Directive 1. Please reproduce the auto show column word for word, between "Painted in an" and "all around it.", inclusive.
Directive 2. Resume the auto show column, picking up right after its final sentence.

Text passage.
>>>>>

Bark's Bites: Virtue Signaling Isn't A Good Look On You, Automakers
I remember it as though it were yesterday. Well, actually, my short-term memory isn’t that good anymore, thanks to the little transient ischemic attack I had about two years ago. So, let’s say I remember it like it was the day my son was born: the announcement of the Ford GT at the North American International Auto Show in 2015.
Painted in an unobtainium shade of blue, the GT rolled out onto the stage in Joe Louis Arena to much thunder and applause — and then a similarly painted Shelby GT350R came out and starting doing smoky donuts all around it.
Then, out of nowhere, a bald eagle flew in and landed on the hood of a Raptor F-150, carrying the severed head of Mary Barra in its beak. After that, a reanimated Norman Schwarzkopf rolled an Abrams tank in and blew a hole in the roof on the arena, causing $100 bills to rain down on everybody while girls in stars-and-stripes bikinis lovingly brushed Mark Fields’ mullet.
That second part may not have happened exactly like that. But compared to what Ford and other manufacturers did during their reveals this week, it may as well have. Because this week’s show was a fucking bore, and it was all because of that most millennial of vices — virtue signaling.
No, it’s no longer good enough for an automaker to make a kickass car. They have to talk about what percentage of hybrid, plug-in hybrid, fuel cell, and electric vehicles they’ll be making by 2030. For example, Honda’s John Mendel said that 117 percent of their vehicles will be electric by 2030. I might be misremembering that too, but I’m not far off.
And Ford? Instead of having a smoke-filled arena again, they spent roughly two minutes discussing the new F-150, another two minutes discussing future products like Ranger and Bronco (without actually showing one), followed by 20 fucking minutes talking about mobility. Let’s appreciate that for a moment — less than one-tenth of their allotted time was spent talking about a new version of the most popular vehicle in America, and more than twice that was spent in a scripted conversation with Michael Bloomberg about urban planning. Then, they had Walter Isaacson come out for another pre-scripted conversation on the “basic human right to mobility.”

<<<<<

Excerpted records.
>>>>>

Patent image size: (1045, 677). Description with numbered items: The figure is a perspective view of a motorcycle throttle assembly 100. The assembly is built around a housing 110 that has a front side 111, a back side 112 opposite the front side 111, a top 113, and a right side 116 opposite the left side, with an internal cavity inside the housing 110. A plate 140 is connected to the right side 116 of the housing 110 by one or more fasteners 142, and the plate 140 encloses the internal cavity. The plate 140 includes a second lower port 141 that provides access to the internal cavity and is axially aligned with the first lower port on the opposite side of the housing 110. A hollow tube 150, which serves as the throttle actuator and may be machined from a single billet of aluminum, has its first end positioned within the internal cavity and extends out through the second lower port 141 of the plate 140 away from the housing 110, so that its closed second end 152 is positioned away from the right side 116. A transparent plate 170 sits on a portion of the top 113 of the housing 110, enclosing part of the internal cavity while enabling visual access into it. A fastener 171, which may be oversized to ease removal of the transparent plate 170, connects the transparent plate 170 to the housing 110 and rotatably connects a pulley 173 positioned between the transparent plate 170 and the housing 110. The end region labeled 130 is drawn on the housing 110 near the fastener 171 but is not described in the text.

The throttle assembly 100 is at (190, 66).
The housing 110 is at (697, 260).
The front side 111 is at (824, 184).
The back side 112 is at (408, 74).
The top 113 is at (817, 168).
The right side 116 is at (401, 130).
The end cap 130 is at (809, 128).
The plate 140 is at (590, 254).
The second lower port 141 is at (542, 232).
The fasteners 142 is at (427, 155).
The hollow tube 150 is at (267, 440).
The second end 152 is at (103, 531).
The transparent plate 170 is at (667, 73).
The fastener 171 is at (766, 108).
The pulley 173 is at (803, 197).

<<<<<

Final result 1.
Painted in an unobtainium shade of blue, the GT rolled out onto the stage in Joe Louis Arena to much thunder and applause — and then a similarly painted Shelby GT350R came out and starting doing smoky donuts all around it.

Final result 2.
I broadcasted this “reveal” on Facebook Live, and I’m incredibly sorry that I did. For the three viewers who made it through the whole thing, you have my apologies and my sympathy.
But wait — there’s more! Ford rented out Joe Louis for the rest of the day so they could continue the dialogue on mobility, including an honest-to-God TED talk and a symposium with millennial job seekers about the future of urban gridlock.
I think I speak for everybody over the age of 30 when I say show us the fucking cars, sir! Nobody cares about urban traffic planning. I felt like the buccaneers in the classic Disney ride, “Pirates of the Caribbean.”
We want the Bronco! We want the Bronco!
And then Bill Ford made us shut up by firing a pistol and returned to talking about Ford bicycles.
Listen, I get it. The world can’t exist on fossil fuel forever (even though that’s exactly how electric cars are powered — a fact people conveniently forget). I know that we have to change and evolve and move toward a future where V8s are persona non grata. But not just yet.
In the year 2017, it only seems appropriate to say that it’s time to Make Auto Shows Great Again. Stop telling us how pious you are. Give us the cars.
And thus ends the rant.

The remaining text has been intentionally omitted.